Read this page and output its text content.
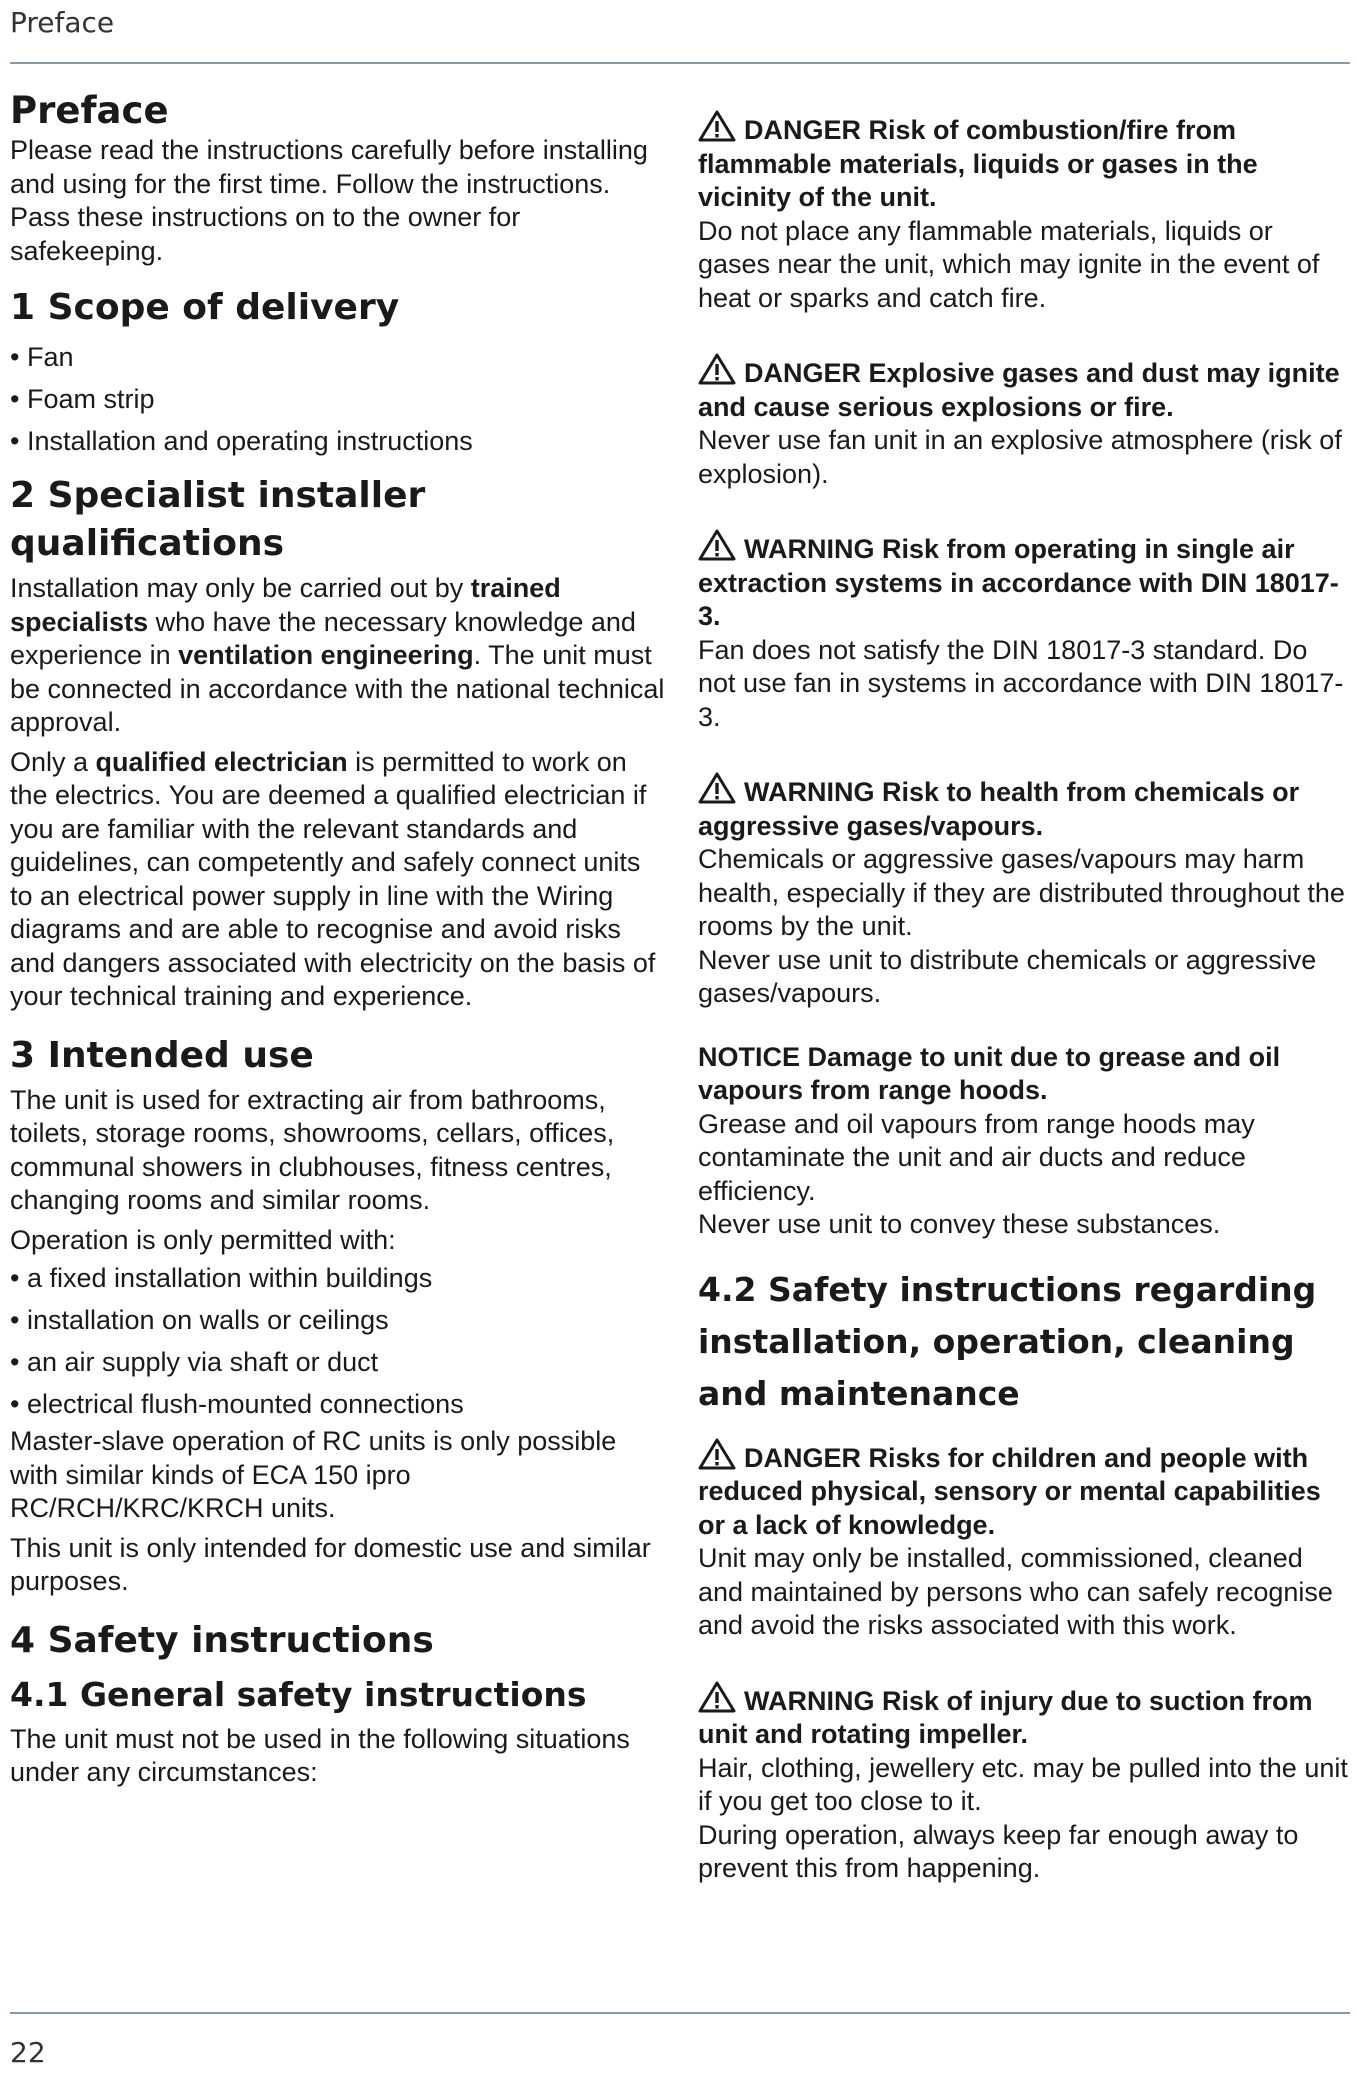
Preface
Preface

Please read the instructions carefully before installing and using for the first time. Follow the instructions. Pass these instructions on to the owner for safekeeping.

1 Scope of delivery
• Fan
• Foam strip
• Installation and operating instructions
2 Specialist installer qualifications

Installation may only be carried out by trained specialists who have the necessary knowledge and experience in ventilation engineering. The unit must be connected in accordance with the national technical approval.

Only a qualified electrician is permitted to work on the electrics. You are deemed a qualified electrician if you are familiar with the relevant standards and guidelines, can competently and safely connect units to an electrical power supply in line with the Wiring diagrams and are able to recognise and avoid risks and dangers associated with electricity on the basis of your technical training and experience.

3 Intended use

The unit is used for extracting air from bathrooms, toilets, storage rooms, showrooms, cellars, offices, communal showers in clubhouses, fitness centres, changing rooms and similar rooms.

Operation is only permitted with:

• a fixed installation within buildings
• installation on walls or ceilings
• an air supply via shaft or duct
• electrical flush-mounted connections

Master-slave operation of RC units is only possible with similar kinds of ECA 150 ipro RC/RCH/KRC/KRCH units.

This unit is only intended for domestic use and similar purposes.

4 Safety instructions
4.1 General safety instructions

The unit must not be used in the following situations under any circumstances:

DANGER Risk of combustion/fire from flammable materials, liquids or gases in the vicinity of the unit.

Do not place any flammable materials, liquids or gases near the unit, which may ignite in the event of heat or sparks and catch fire.

DANGER Explosive gases and dust may ignite and cause serious explosions or fire.

Never use fan unit in an explosive atmosphere (risk of explosion).

WARNING Risk from operating in single air extraction systems in accordance with DIN 18017-3.

Fan does not satisfy the DIN 18017-3 standard. Do not use fan in systems in accordance with DIN 18017-3.

WARNING Risk to health from chemicals or aggressive gases/vapours.

Chemicals or aggressive gases/vapours may harm health, especially if they are distributed throughout the rooms by the unit.

Never use unit to distribute chemicals or aggressive gases/vapours.

NOTICE Damage to unit due to grease and oil vapours from range hoods.

Grease and oil vapours from range hoods may contaminate the unit and air ducts and reduce efficiency.

Never use unit to convey these substances.

4.2 Safety instructions regarding installation, operation, cleaning and maintenance
DANGER Risks for children and people with reduced physical, sensory or mental capabilities or a lack of knowledge.

Unit may only be installed, commissioned, cleaned and maintained by persons who can safely recognise and avoid the risks associated with this work.

WARNING Risk of injury due to suction from unit and rotating impeller.

Hair, clothing, jewellery etc. may be pulled into the unit if you get too close to it.

During operation, always keep far enough away to prevent this from happening.

22
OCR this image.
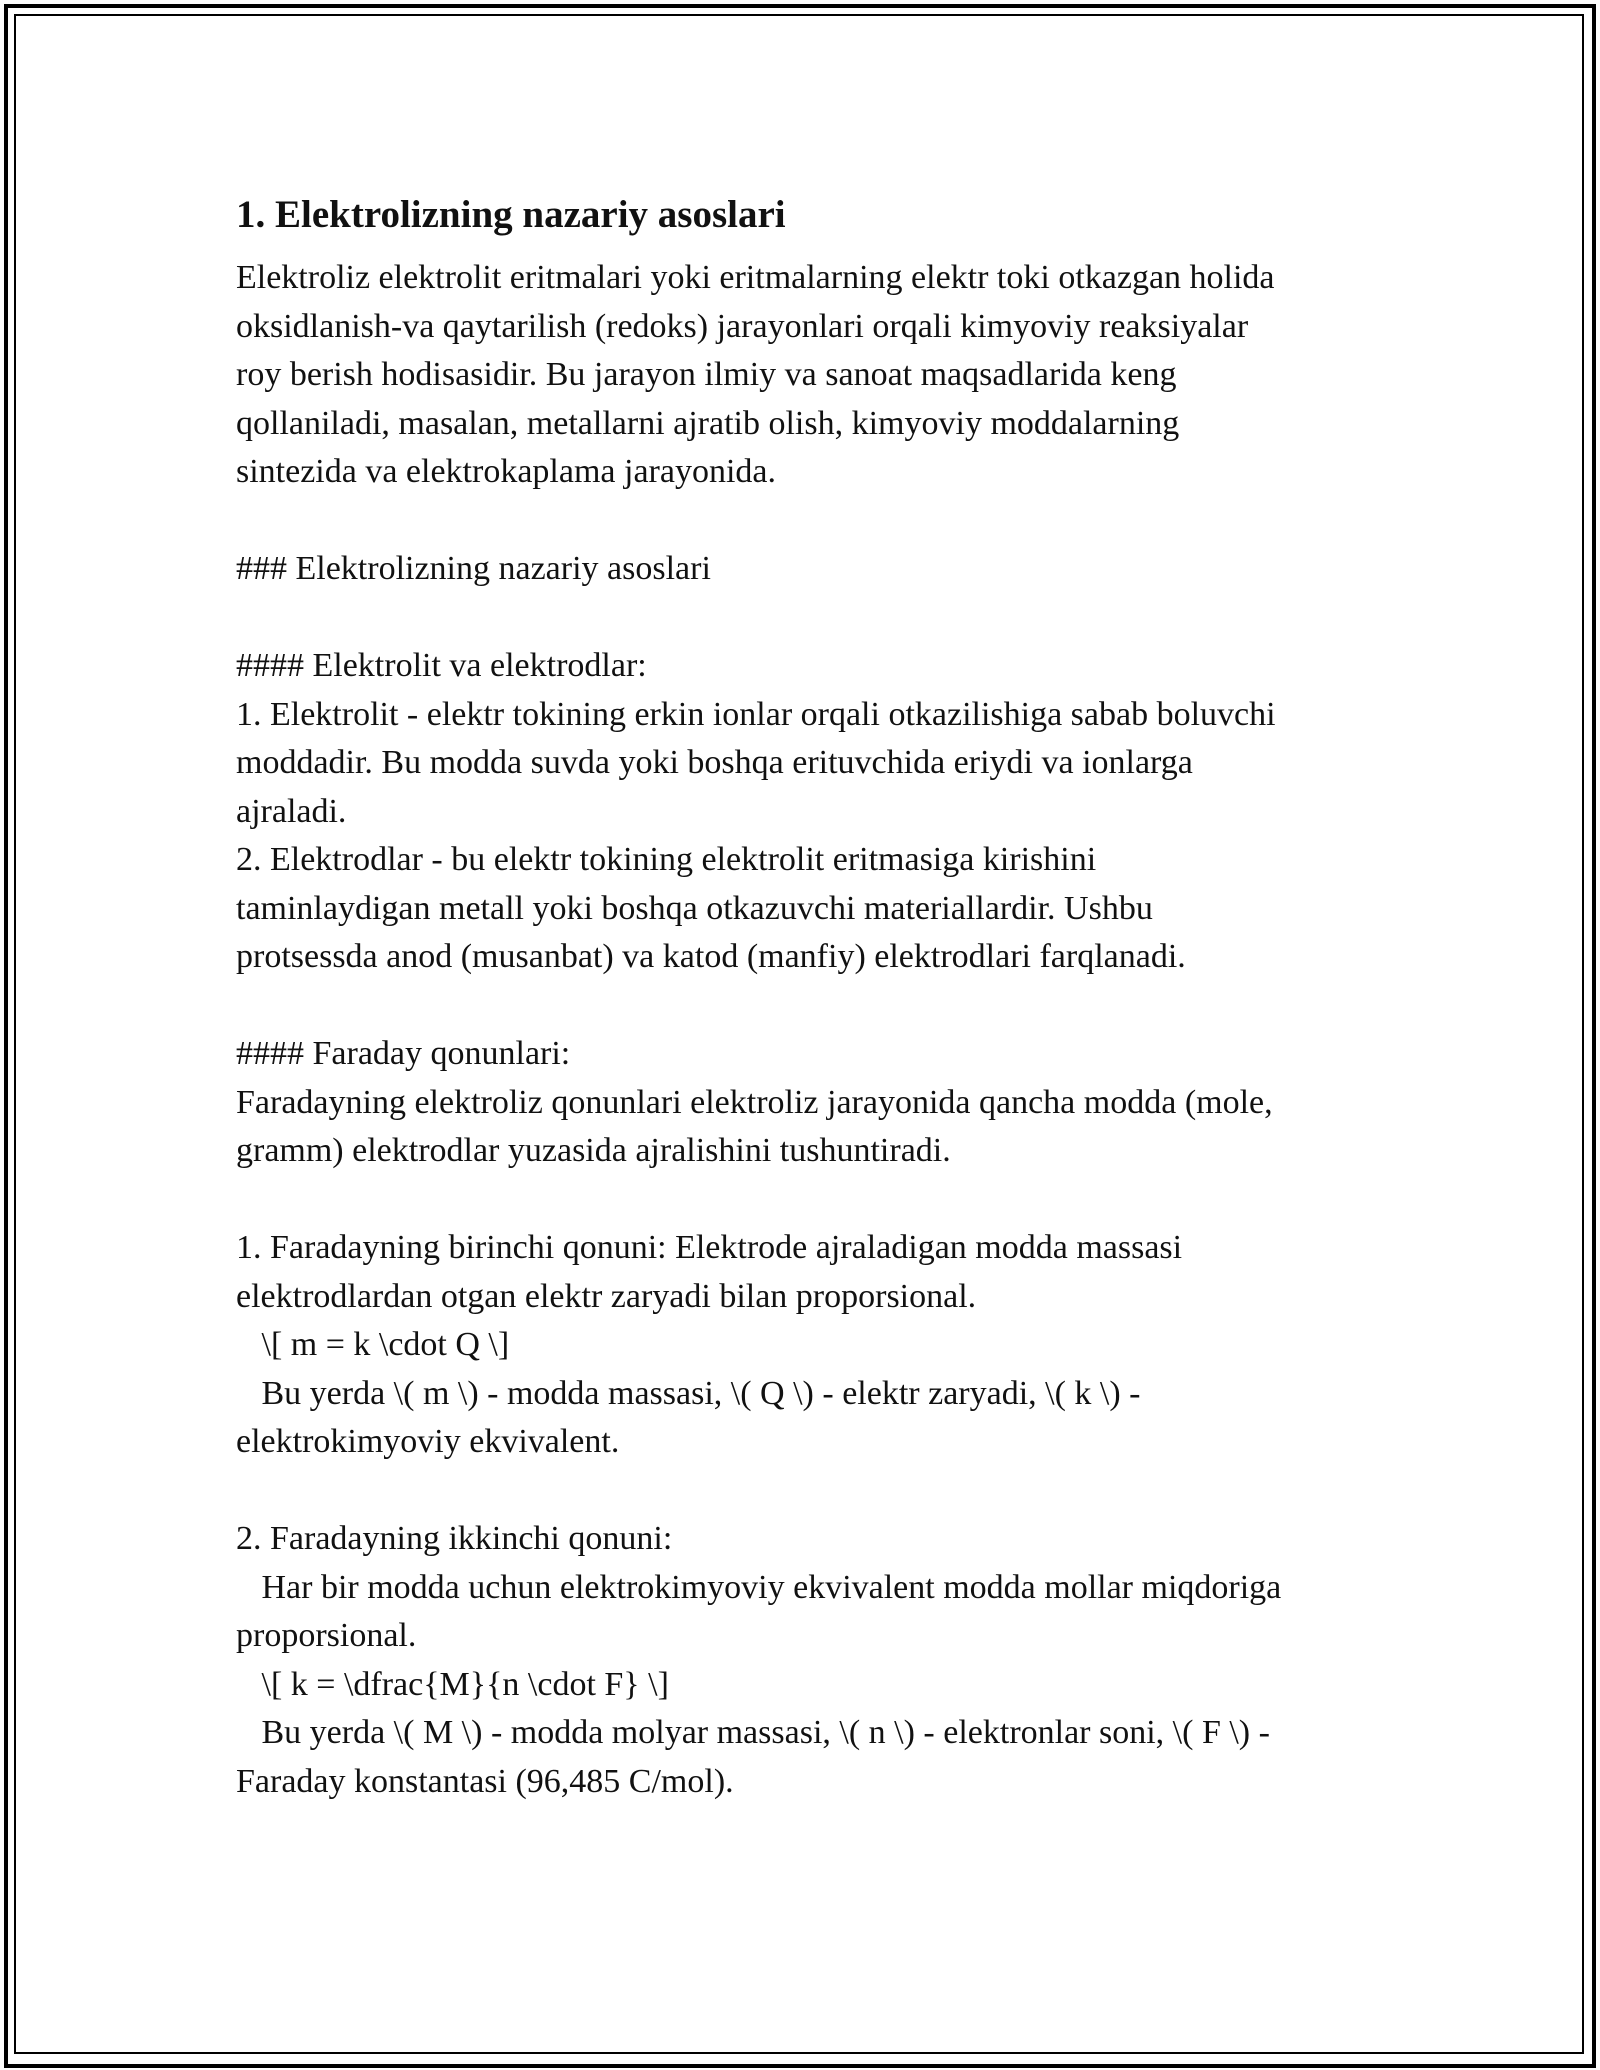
1. Elektrolizning nazariy asoslari
Elektroliz elektrolit eritmalari yoki eritmalarning elektr toki otkazgan holida
oksidlanish-va qaytarilish (redoks) jarayonlari orqali kimyoviy reaksiyalar
roy berish hodisasidir. Bu jarayon ilmiy va sanoat maqsadlarida keng
qollaniladi, masalan, metallarni ajratib olish, kimyoviy moddalarning
sintezida va elektrokaplama jarayonida.
### Elektrolizning nazariy asoslari
#### Elektrolit va elektrodlar:
1. Elektrolit - elektr tokining erkin ionlar orqali otkazilishiga sabab boluvchi
moddadir. Bu modda suvda yoki boshqa erituvchida eriydi va ionlarga
ajraladi.
2. Elektrodlar - bu elektr tokining elektrolit eritmasiga kirishini
taminlaydigan metall yoki boshqa otkazuvchi materiallardir. Ushbu
protsessda anod (musanbat) va katod (manfiy) elektrodlari farqlanadi.
#### Faraday qonunlari:
Faradayning elektroliz qonunlari elektroliz jarayonida qancha modda (mole,
gramm) elektrodlar yuzasida ajralishini tushuntiradi.
1. Faradayning birinchi qonuni: Elektrode ajraladigan modda massasi
elektrodlardan otgan elektr zaryadi bilan proporsional.
\[ m = k \cdot Q \]
Bu yerda \( m \) - modda massasi, \( Q \) - elektr zaryadi, \( k \) -
elektrokimyoviy ekvivalent.
2. Faradayning ikkinchi qonuni:
Har bir modda uchun elektrokimyoviy ekvivalent modda mollar miqdoriga
proporsional.
\[ k = \dfrac{M}{n \cdot F} \]
Bu yerda \( M \) - modda molyar massasi, \( n \) - elektronlar soni, \( F \) -
Faraday konstantasi (96,485 C/mol).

========

Write out each line of the data exactly; the images should be left out.

Read this page and output its text content.
Preface
Preface

Please read the instructions carefully before installing and using for the first time. Follow the instructions. Pass these instructions on to the owner for safekeeping.

1 Scope of delivery
• Fan
• Foam strip
• Installation and operating instructions
2 Specialist installer qualifications

Installation may only be carried out by trained specialists who have the necessary knowledge and experience in ventilation engineering. The unit must be connected in accordance with the national technical approval.

Only a qualified electrician is permitted to work on the electrics. You are deemed a qualified electrician if you are familiar with the relevant standards and guidelines, can competently and safely connect units to an electrical power supply in line with the Wiring diagrams and are able to recognise and avoid risks and dangers associated with electricity on the basis of your technical training and experience.

3 Intended use

The unit is used for extracting air from bathrooms, toilets, storage rooms, showrooms, cellars, offices, communal showers in clubhouses, fitness centres, changing rooms and similar rooms.

Operation is only permitted with:

• a fixed installation within buildings
• installation on walls or ceilings
• an air supply via shaft or duct
• electrical flush-mounted connections

Master-slave operation of RC units is only possible with similar kinds of ECA 150 ipro RC/RCH/KRC/KRCH units.

This unit is only intended for domestic use and similar purposes.

4 Safety instructions
4.1 General safety instructions

The unit must not be used in the following situations under any circumstances:

DANGER Risk of combustion/fire from flammable materials, liquids or gases in the vicinity of the unit.

Do not place any flammable materials, liquids or gases near the unit, which may ignite in the event of heat or sparks and catch fire.

DANGER Explosive gases and dust may ignite and cause serious explosions or fire.

Never use fan unit in an explosive atmosphere (risk of explosion).

WARNING Risk from operating in single air extraction systems in accordance with DIN 18017-3.

Fan does not satisfy the DIN 18017-3 standard. Do not use fan in systems in accordance with DIN 18017-3.

WARNING Risk to health from chemicals or aggressive gases/vapours.

Chemicals or aggressive gases/vapours may harm health, especially if they are distributed throughout the rooms by the unit.

Never use unit to distribute chemicals or aggressive gases/vapours.

NOTICE Damage to unit due to grease and oil vapours from range hoods.

Grease and oil vapours from range hoods may contaminate the unit and air ducts and reduce efficiency.

Never use unit to convey these substances.

4.2 Safety instructions regarding installation, operation, cleaning and maintenance
DANGER Risks for children and people with reduced physical, sensory or mental capabilities or a lack of knowledge.

Unit may only be installed, commissioned, cleaned and maintained by persons who can safely recognise and avoid the risks associated with this work.

WARNING Risk of injury due to suction from unit and rotating impeller.

Hair, clothing, jewellery etc. may be pulled into the unit if you get too close to it.

During operation, always keep far enough away to prevent this from happening.

22
OCR this image.
1. Elektrolizning nazariy asoslari
Elektroliz elektrolit eritmalari yoki eritmalarning elektr toki otkazgan holida
oksidlanish-va qaytarilish (redoks) jarayonlari orqali kimyoviy reaksiyalar
roy berish hodisasidir. Bu jarayon ilmiy va sanoat maqsadlarida keng
qollaniladi, masalan, metallarni ajratib olish, kimyoviy moddalarning
sintezida va elektrokaplama jarayonida.
### Elektrolizning nazariy asoslari
#### Elektrolit va elektrodlar:
1. Elektrolit - elektr tokining erkin ionlar orqali otkazilishiga sabab boluvchi
moddadir. Bu modda suvda yoki boshqa erituvchida eriydi va ionlarga
ajraladi.
2. Elektrodlar - bu elektr tokining elektrolit eritmasiga kirishini
taminlaydigan metall yoki boshqa otkazuvchi materiallardir. Ushbu
protsessda anod (musanbat) va katod (manfiy) elektrodlari farqlanadi.
#### Faraday qonunlari:
Faradayning elektroliz qonunlari elektroliz jarayonida qancha modda (mole,
gramm) elektrodlar yuzasida ajralishini tushuntiradi.
1. Faradayning birinchi qonuni: Elektrode ajraladigan modda massasi
elektrodlardan otgan elektr zaryadi bilan proporsional.
\[ m = k \cdot Q \]
Bu yerda \( m \) - modda massasi, \( Q \) - elektr zaryadi, \( k \) -
elektrokimyoviy ekvivalent.
2. Faradayning ikkinchi qonuni:
Har bir modda uchun elektrokimyoviy ekvivalent modda mollar miqdoriga
proporsional.
\[ k = \dfrac{M}{n \cdot F} \]
Bu yerda \( M \) - modda molyar massasi, \( n \) - elektronlar soni, \( F \) -
Faraday konstantasi (96,485 C/mol).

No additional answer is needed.